## Stated exercise
The records below are to be copied word for word, with every picture left out.
>>>
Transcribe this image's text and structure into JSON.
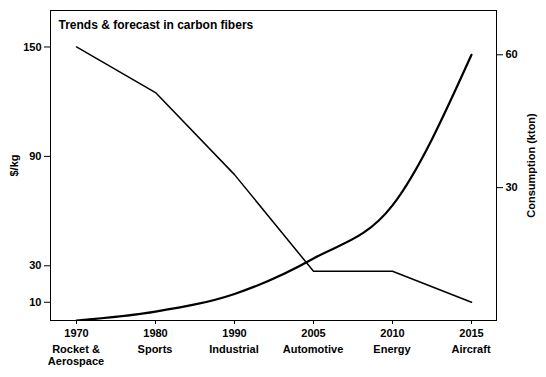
{
  "chart_data": {
    "type": "line",
    "title": "Trends & forecast in carbon fibers",
    "categories": [
      "1970",
      "1980",
      "1990",
      "2005",
      "2010",
      "2015"
    ],
    "applications": [
      "Rocket & Aerospace",
      "Sports",
      "Industrial",
      "Automotive",
      "Energy",
      "Aircraft"
    ],
    "ylabel": "$/kg",
    "y2label": "Consumption (kton)",
    "ylim": [
      0,
      170
    ],
    "yticks": [
      10,
      30,
      90,
      150
    ],
    "y2lim": [
      0,
      70
    ],
    "y2ticks": [
      30,
      60
    ],
    "grid": false,
    "series": [
      {
        "name": "$/kg",
        "color": "#000000",
        "axis": "y",
        "values": [
          150,
          125,
          80,
          27,
          27,
          10
        ]
      },
      {
        "name": "Consumption (kton)",
        "color": "#000000",
        "axis": "y2",
        "values": [
          0,
          2,
          6,
          14,
          26,
          60
        ]
      }
    ]
  }
}
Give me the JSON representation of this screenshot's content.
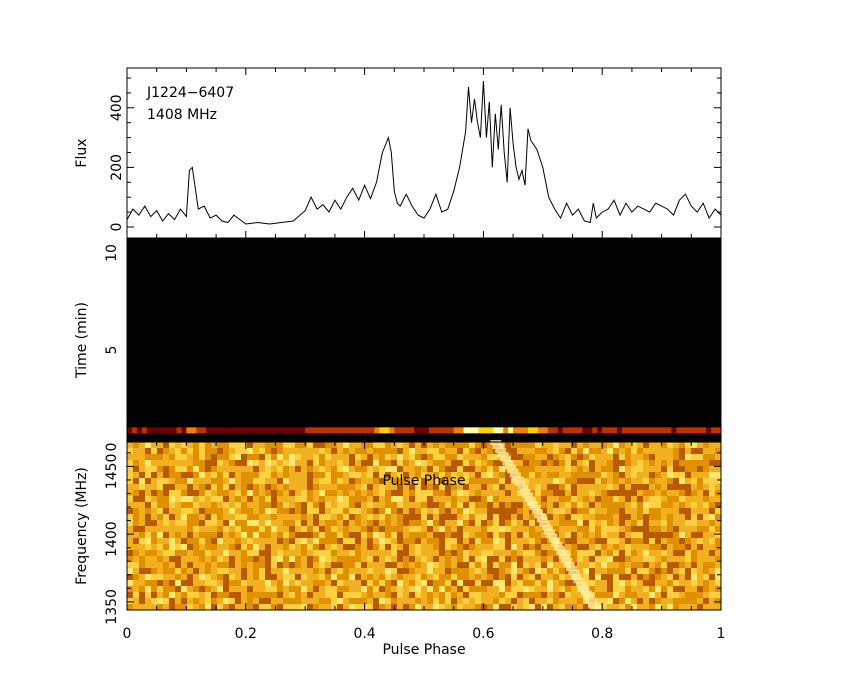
{
  "chart_data": [
    {
      "type": "line",
      "panel": "profile",
      "annotations": [
        "J1224−6407",
        "1408 MHz"
      ],
      "ylabel": "Flux",
      "xlim": [
        0,
        1
      ],
      "ylim": [
        0,
        500
      ],
      "yticks": [
        "0",
        "200",
        "400"
      ],
      "grid": false,
      "x": [
        0.0,
        0.01,
        0.02,
        0.03,
        0.04,
        0.05,
        0.06,
        0.07,
        0.08,
        0.09,
        0.1,
        0.105,
        0.11,
        0.115,
        0.12,
        0.13,
        0.14,
        0.15,
        0.16,
        0.17,
        0.18,
        0.19,
        0.2,
        0.22,
        0.24,
        0.26,
        0.28,
        0.3,
        0.31,
        0.32,
        0.33,
        0.34,
        0.35,
        0.36,
        0.37,
        0.38,
        0.39,
        0.4,
        0.41,
        0.42,
        0.425,
        0.43,
        0.44,
        0.445,
        0.45,
        0.455,
        0.46,
        0.47,
        0.48,
        0.49,
        0.5,
        0.51,
        0.52,
        0.53,
        0.54,
        0.55,
        0.56,
        0.57,
        0.575,
        0.58,
        0.585,
        0.59,
        0.595,
        0.6,
        0.605,
        0.61,
        0.615,
        0.62,
        0.625,
        0.63,
        0.635,
        0.64,
        0.645,
        0.65,
        0.655,
        0.66,
        0.665,
        0.67,
        0.675,
        0.68,
        0.69,
        0.7,
        0.71,
        0.72,
        0.73,
        0.74,
        0.75,
        0.76,
        0.77,
        0.78,
        0.785,
        0.79,
        0.8,
        0.81,
        0.82,
        0.83,
        0.84,
        0.85,
        0.86,
        0.87,
        0.88,
        0.89,
        0.9,
        0.91,
        0.92,
        0.93,
        0.94,
        0.95,
        0.96,
        0.97,
        0.98,
        0.99,
        1.0
      ],
      "y": [
        25,
        60,
        40,
        70,
        35,
        55,
        20,
        45,
        25,
        60,
        35,
        190,
        200,
        130,
        60,
        70,
        30,
        40,
        20,
        15,
        40,
        25,
        10,
        15,
        10,
        15,
        20,
        55,
        100,
        60,
        75,
        50,
        90,
        60,
        100,
        130,
        90,
        140,
        95,
        150,
        200,
        250,
        300,
        250,
        120,
        80,
        70,
        110,
        70,
        40,
        30,
        60,
        110,
        50,
        60,
        120,
        200,
        320,
        470,
        350,
        430,
        350,
        300,
        490,
        300,
        420,
        200,
        380,
        260,
        410,
        250,
        150,
        400,
        280,
        200,
        160,
        190,
        140,
        330,
        290,
        260,
        200,
        100,
        60,
        30,
        80,
        40,
        60,
        20,
        15,
        80,
        30,
        50,
        60,
        90,
        40,
        80,
        50,
        70,
        60,
        50,
        80,
        70,
        60,
        40,
        90,
        110,
        70,
        50,
        80,
        30,
        60,
        40
      ]
    },
    {
      "type": "heatmap",
      "panel": "time-phase",
      "ylabel": "Time (min)",
      "xlim": [
        0,
        1
      ],
      "ylim": [
        0,
        10
      ],
      "yticks": [
        "0",
        "5",
        "10"
      ],
      "active_row_time_min": 0.6,
      "colormap": [
        "#000000",
        "#6a0000",
        "#c03000",
        "#f08000",
        "#ffd000",
        "#ffffb0"
      ]
    },
    {
      "type": "heatmap",
      "panel": "frequency-phase",
      "annotation": "Pulse Phase",
      "ylabel": "Frequency (MHz)",
      "xlabel": "Pulse Phase",
      "xlim": [
        0,
        1
      ],
      "ylim": [
        1344,
        1468
      ],
      "yticks": [
        "1350",
        "1400",
        "1450"
      ],
      "xticks": [
        "0",
        "0.2",
        "0.4",
        "0.6",
        "0.8",
        "1"
      ],
      "dispersed_pulse": {
        "phase_at_1468_MHz": 0.62,
        "phase_at_1344_MHz": 0.79
      },
      "colormap": [
        "#b85a00",
        "#e09000",
        "#f0b020",
        "#ffd040",
        "#ffe870"
      ]
    }
  ]
}
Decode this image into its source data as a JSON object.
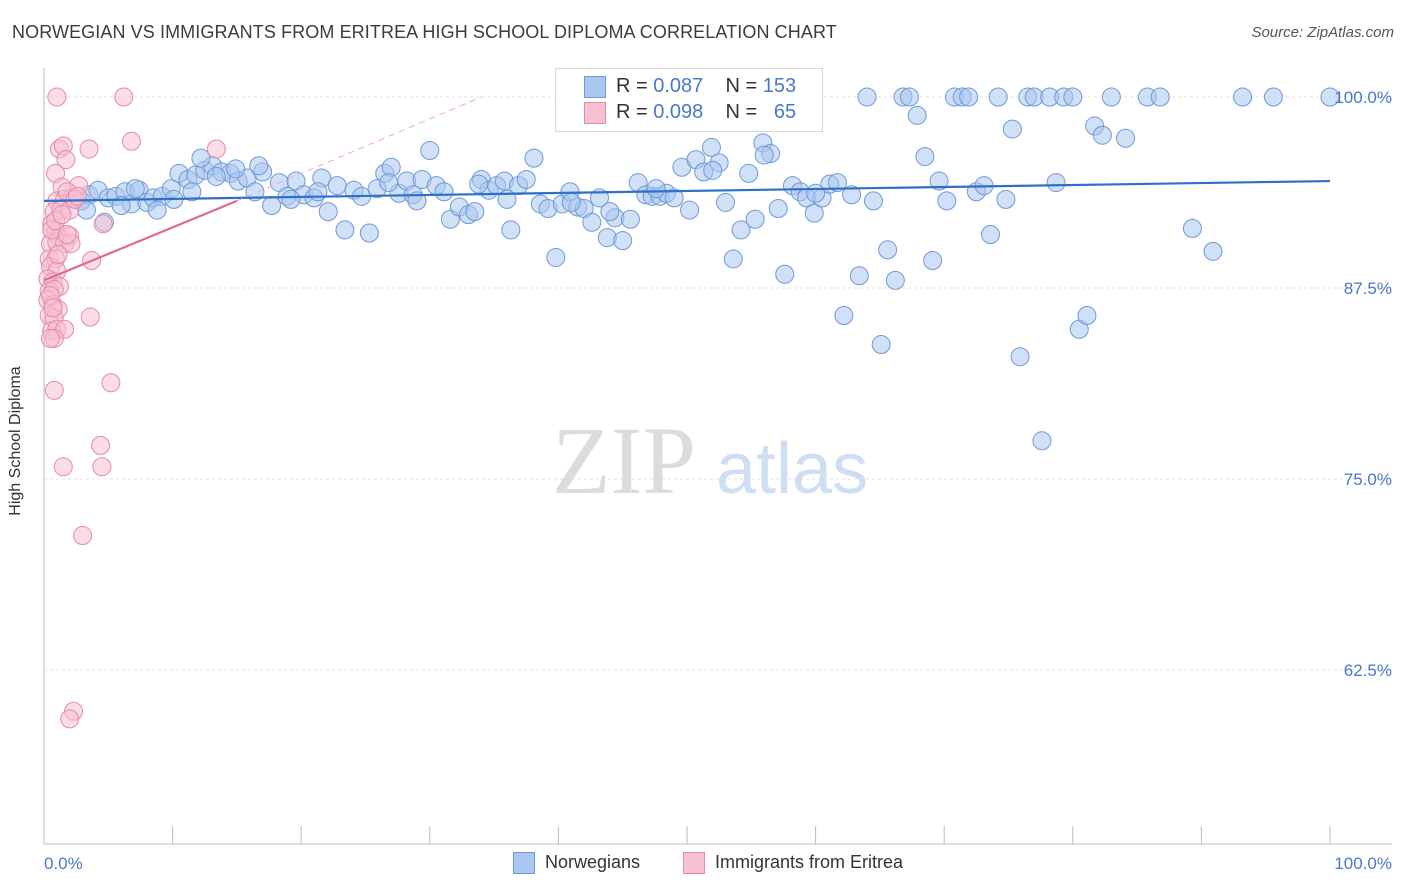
<<<
## Solution
Transcribe this image's text and structure into JSON.
{
  "chart_data": {
    "type": "line",
    "title": "Trends & forecast in carbon fibers",
    "categories": [
      "1970",
      "1980",
      "1990",
      "2005",
      "2010",
      "2015"
    ],
    "applications": [
      "Rocket & Aerospace",
      "Sports",
      "Industrial",
      "Automotive",
      "Energy",
      "Aircraft"
    ],
    "ylabel": "$/kg",
    "y2label": "Consumption (kton)",
    "ylim": [
      0,
      170
    ],
    "yticks": [
      10,
      30,
      90,
      150
    ],
    "y2lim": [
      0,
      70
    ],
    "y2ticks": [
      30,
      60
    ],
    "grid": false,
    "series": [
      {
        "name": "$/kg",
        "color": "#000000",
        "axis": "y",
        "values": [
          150,
          125,
          80,
          27,
          27,
          10
        ]
      },
      {
        "name": "Consumption (kton)",
        "color": "#000000",
        "axis": "y2",
        "values": [
          0,
          2,
          6,
          14,
          26,
          60
        ]
      }
    ]
  }
}
Give me the JSON representation of this screenshot's content.
{
  "chart_data": [
    {
      "type": "line",
      "panel": "profile",
      "annotations": [
        "J1224−6407",
        "1408 MHz"
      ],
      "ylabel": "Flux",
      "xlim": [
        0,
        1
      ],
      "ylim": [
        0,
        500
      ],
      "yticks": [
        "0",
        "200",
        "400"
      ],
      "grid": false,
      "x": [
        0.0,
        0.01,
        0.02,
        0.03,
        0.04,
        0.05,
        0.06,
        0.07,
        0.08,
        0.09,
        0.1,
        0.105,
        0.11,
        0.115,
        0.12,
        0.13,
        0.14,
        0.15,
        0.16,
        0.17,
        0.18,
        0.19,
        0.2,
        0.22,
        0.24,
        0.26,
        0.28,
        0.3,
        0.31,
        0.32,
        0.33,
        0.34,
        0.35,
        0.36,
        0.37,
        0.38,
        0.39,
        0.4,
        0.41,
        0.42,
        0.425,
        0.43,
        0.44,
        0.445,
        0.45,
        0.455,
        0.46,
        0.47,
        0.48,
        0.49,
        0.5,
        0.51,
        0.52,
        0.53,
        0.54,
        0.55,
        0.56,
        0.57,
        0.575,
        0.58,
        0.585,
        0.59,
        0.595,
        0.6,
        0.605,
        0.61,
        0.615,
        0.62,
        0.625,
        0.63,
        0.635,
        0.64,
        0.645,
        0.65,
        0.655,
        0.66,
        0.665,
        0.67,
        0.675,
        0.68,
        0.69,
        0.7,
        0.71,
        0.72,
        0.73,
        0.74,
        0.75,
        0.76,
        0.77,
        0.78,
        0.785,
        0.79,
        0.8,
        0.81,
        0.82,
        0.83,
        0.84,
        0.85,
        0.86,
        0.87,
        0.88,
        0.89,
        0.9,
        0.91,
        0.92,
        0.93,
        0.94,
        0.95,
        0.96,
        0.97,
        0.98,
        0.99,
        1.0
      ],
      "y": [
        25,
        60,
        40,
        70,
        35,
        55,
        20,
        45,
        25,
        60,
        35,
        190,
        200,
        130,
        60,
        70,
        30,
        40,
        20,
        15,
        40,
        25,
        10,
        15,
        10,
        15,
        20,
        55,
        100,
        60,
        75,
        50,
        90,
        60,
        100,
        130,
        90,
        140,
        95,
        150,
        200,
        250,
        300,
        250,
        120,
        80,
        70,
        110,
        70,
        40,
        30,
        60,
        110,
        50,
        60,
        120,
        200,
        320,
        470,
        350,
        430,
        350,
        300,
        490,
        300,
        420,
        200,
        380,
        260,
        410,
        250,
        150,
        400,
        280,
        200,
        160,
        190,
        140,
        330,
        290,
        260,
        200,
        100,
        60,
        30,
        80,
        40,
        60,
        20,
        15,
        80,
        30,
        50,
        60,
        90,
        40,
        80,
        50,
        70,
        60,
        50,
        80,
        70,
        60,
        40,
        90,
        110,
        70,
        50,
        80,
        30,
        60,
        40
      ]
    },
    {
      "type": "heatmap",
      "panel": "time-phase",
      "ylabel": "Time (min)",
      "xlim": [
        0,
        1
      ],
      "ylim": [
        0,
        10
      ],
      "yticks": [
        "0",
        "5",
        "10"
      ],
      "active_row_time_min": 0.6,
      "colormap": [
        "#000000",
        "#6a0000",
        "#c03000",
        "#f08000",
        "#ffd000",
        "#ffffb0"
      ]
    },
    {
      "type": "heatmap",
      "panel": "frequency-phase",
      "annotation": "Pulse Phase",
      "ylabel": "Frequency (MHz)",
      "xlabel": "Pulse Phase",
      "xlim": [
        0,
        1
      ],
      "ylim": [
        1344,
        1468
      ],
      "yticks": [
        "1350",
        "1400",
        "1450"
      ],
      "xticks": [
        "0",
        "0.2",
        "0.4",
        "0.6",
        "0.8",
        "1"
      ],
      "dispersed_pulse": {
        "phase_at_1468_MHz": 0.62,
        "phase_at_1344_MHz": 0.79
      },
      "colormap": [
        "#b85a00",
        "#e09000",
        "#f0b020",
        "#ffd040",
        "#ffe870"
      ]
    }
  ]
}
Decode this image into its source data as a JSON object.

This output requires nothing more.